ARTICLE:
* Start *
# Example
### __Multifold cross-validation for GP regression__

In [None]:
import random
from typing import Any, Dict, List, Tuple, Union

import gpytorch
import matplotlib.pyplot as plt
import numpy as np
import torch
from nptyping import Complex, Float, Int, NDArray, Shape

# Import GP cross validation and metrics library
import rapid_models.gp_diagnostics.cv as gp_cv
import rapid_models.gp_diagnostics.metrics as gp_metrics
# For GP modelling
import rapid_models.gp_models.utils as gputils
from rapid_models.gp_diagnostics.utils.stats import snorm_qq
from rapid_models.gp_models.templates import ExactGPModel

%matplotlib inline


# DNV primary colors 
clr = {
    'Sky blue':'#99d9f0',
    'Land green':'#3f9c35',
    'Sea blue':'#003591',
    'Dark blue':'#0f204b',
    'Cyan':'#009fda',
}

First we generate some dummy data

In [None]:
# Generate data
random.seed(42)
torch.manual_seed(42)
np.random.seed(42) 

N_DIM: int = 2 # the X dimension
N_TRAIN: int = 12

KER_SCALE_TRUE: float = 1.0
KER_LENGTHSCALE_TRUE: torch.Tensor = torch.ones(N_DIM+1)*0.5
KER_LENGTHSCALE_TRUE[-1] = KER_LENGTHSCALE_TRUE[-1]*0.5 # Shorter lengthscale in the t-dimension

N_T_TRAIN: NDArray[Shape['N_TRAIN'], Int] 
N_T_TRAIN = np.random.randint(5, 20, size = N_TRAIN) # Different number of observations in the t-dimension for each observed function 

T_TRAIN: List[NDArray[Shape['*'], Float]]
T_TRAIN = [np.linspace(np.random.uniform(0, 0.1), np.random.uniform(0.9, 1.0), n) for n in N_T_TRAIN]

X_TRAIN: NDArray[Shape['N_TRAIN, N_DIM'], Float] 
X_TRAIN = np.array([
    [0.82, 0.88], 
    [0.84, 0.81],
    [0.7, 0.22], 
    [0.2, 0.6]
])
X_TRAIN = np.append(X_TRAIN, np.random.uniform(size = (N_TRAIN-4, N_DIM)), axis = 0)
* End *
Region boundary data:
* Start *
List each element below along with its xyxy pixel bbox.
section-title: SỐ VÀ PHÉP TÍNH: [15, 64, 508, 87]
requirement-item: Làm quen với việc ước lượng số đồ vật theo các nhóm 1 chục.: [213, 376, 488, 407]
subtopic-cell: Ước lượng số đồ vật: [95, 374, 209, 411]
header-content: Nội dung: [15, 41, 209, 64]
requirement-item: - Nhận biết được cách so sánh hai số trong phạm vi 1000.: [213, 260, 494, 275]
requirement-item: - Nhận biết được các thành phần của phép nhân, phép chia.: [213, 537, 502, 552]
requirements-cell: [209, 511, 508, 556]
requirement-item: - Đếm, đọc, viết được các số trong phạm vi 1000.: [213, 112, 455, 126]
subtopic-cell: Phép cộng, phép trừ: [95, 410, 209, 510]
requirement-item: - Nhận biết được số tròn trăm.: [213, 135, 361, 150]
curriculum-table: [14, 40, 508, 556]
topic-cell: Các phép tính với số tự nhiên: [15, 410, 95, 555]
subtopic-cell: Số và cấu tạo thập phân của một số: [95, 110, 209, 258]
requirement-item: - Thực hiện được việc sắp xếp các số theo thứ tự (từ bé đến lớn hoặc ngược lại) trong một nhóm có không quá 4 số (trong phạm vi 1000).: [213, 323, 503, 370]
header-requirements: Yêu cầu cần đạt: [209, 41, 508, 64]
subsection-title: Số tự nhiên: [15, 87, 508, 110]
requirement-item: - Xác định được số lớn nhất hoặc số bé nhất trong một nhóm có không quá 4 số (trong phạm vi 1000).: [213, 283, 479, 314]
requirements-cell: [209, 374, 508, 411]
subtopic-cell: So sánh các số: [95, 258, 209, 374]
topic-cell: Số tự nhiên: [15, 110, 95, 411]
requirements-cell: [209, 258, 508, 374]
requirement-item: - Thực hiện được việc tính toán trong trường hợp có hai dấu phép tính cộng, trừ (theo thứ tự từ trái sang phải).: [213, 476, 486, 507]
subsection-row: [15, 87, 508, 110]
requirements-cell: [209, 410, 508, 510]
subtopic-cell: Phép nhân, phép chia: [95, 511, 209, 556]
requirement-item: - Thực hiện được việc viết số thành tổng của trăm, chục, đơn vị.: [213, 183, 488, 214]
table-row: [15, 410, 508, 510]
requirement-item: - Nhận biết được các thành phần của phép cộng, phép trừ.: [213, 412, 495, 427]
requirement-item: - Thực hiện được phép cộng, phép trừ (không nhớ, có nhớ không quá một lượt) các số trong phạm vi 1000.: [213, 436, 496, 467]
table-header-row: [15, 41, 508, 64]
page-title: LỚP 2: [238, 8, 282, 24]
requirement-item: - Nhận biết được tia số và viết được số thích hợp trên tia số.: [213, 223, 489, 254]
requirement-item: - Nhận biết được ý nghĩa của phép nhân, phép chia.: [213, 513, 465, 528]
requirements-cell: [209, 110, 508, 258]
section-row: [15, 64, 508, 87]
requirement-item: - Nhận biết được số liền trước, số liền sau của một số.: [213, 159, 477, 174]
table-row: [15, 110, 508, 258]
* End *
WRITTEN TASKS:
• 1. Answer these questions about the GP cross-validation notebook:
(a) What value is N_TRAIN set to?
(b) What hex code goes with 'Sea blue'?
(c) What seed value is passed to random.seed?
• 2. Turn the part of the GP cross-validation notebook that starts "# DNV primary colors" into a short list of each color name with its hex code.
• 3. Carry the GP cross-validation notebook forward from its last line of code.

TASK-BY-TASK ANSWERS:
• 1.
(a) 12
(b) #003591
(c) 42

• 2.
DNV primary colors:
- Sky blue: #99d9f0
- Land green: #3f9c35
- Sea blue: #003591
- Dark blue: #0f204b
- Cyan: #009fda

• 3.
from_to: List[int] = [0] + list(N_T_TRAIN.cumsum())
FOLDS_INDICES: List[List[int]] = [list(range(from_to[i], from_to[i+1])) for i in range(N_TRAIN)]

N_XT_TRAIN: int = int(N_T_TRAIN.sum())
N_XT_DIM: int = N_DIM + 1

XT_TRAIN: NDArray[Shape['N_XT_TRAIN, N_XT_DIM'], Float]
XT_TRAIN = np.zeros((N_XT_TRAIN, N_XT_DIM))
for i in range(N_TRAIN):
    XT_TRAIN[FOLDS_INDICES[i], 0:N_DIM] = X_TRAIN[i]
    XT_TRAIN[FOLDS_INDICES[i], -1] = T_TRAIN[i]


In [None]:
# Define kernel and sample training data

# Kernel
ker: gpytorch.kernels.Kernel = gputils.gpytorch_kernel_Matern(
    outputscale=KER_SCALE_TRUE, 
    lengthscale=KER_LENGTHSCALE_TRUE,
)

# Covariance matrix; shape=(N_XT_TRAIN, N_XT_TRAIN)
K: gpytorch.lazy.LazyEvaluatedKernelTensor = ker(torch.tensor(XT_TRAIN, dtype=torch.float))  # type: ignore

# Distribution
normal_rv: gpytorch.distributions.Distribution = gpytorch.distributions.MultivariateNormal(
    mean = torch.zeros(K.shape[0]),  # vector; shape=(N_XT_TRAIN)
    covariance_matrix = K,  # matrix; shape=(N_XT_TRAIN, N_XT_TRAIN)
)

# Sample training data
Y_TRAIN: torch.Tensor = normal_rv.sample()  # vector; shape=(N_XT_TRAIN)
YT_TRAIN: List[torch.Tensor] = [Y_TRAIN[t_idx] for t_idx in FOLDS_INDICES]
pass


In [None]:
fig, axs = plt.subplots(ncols = 2, figsize = (20, 8), gridspec_kw={'width_ratios': [1, 2]})
axs = axs.ravel() 

# y(t)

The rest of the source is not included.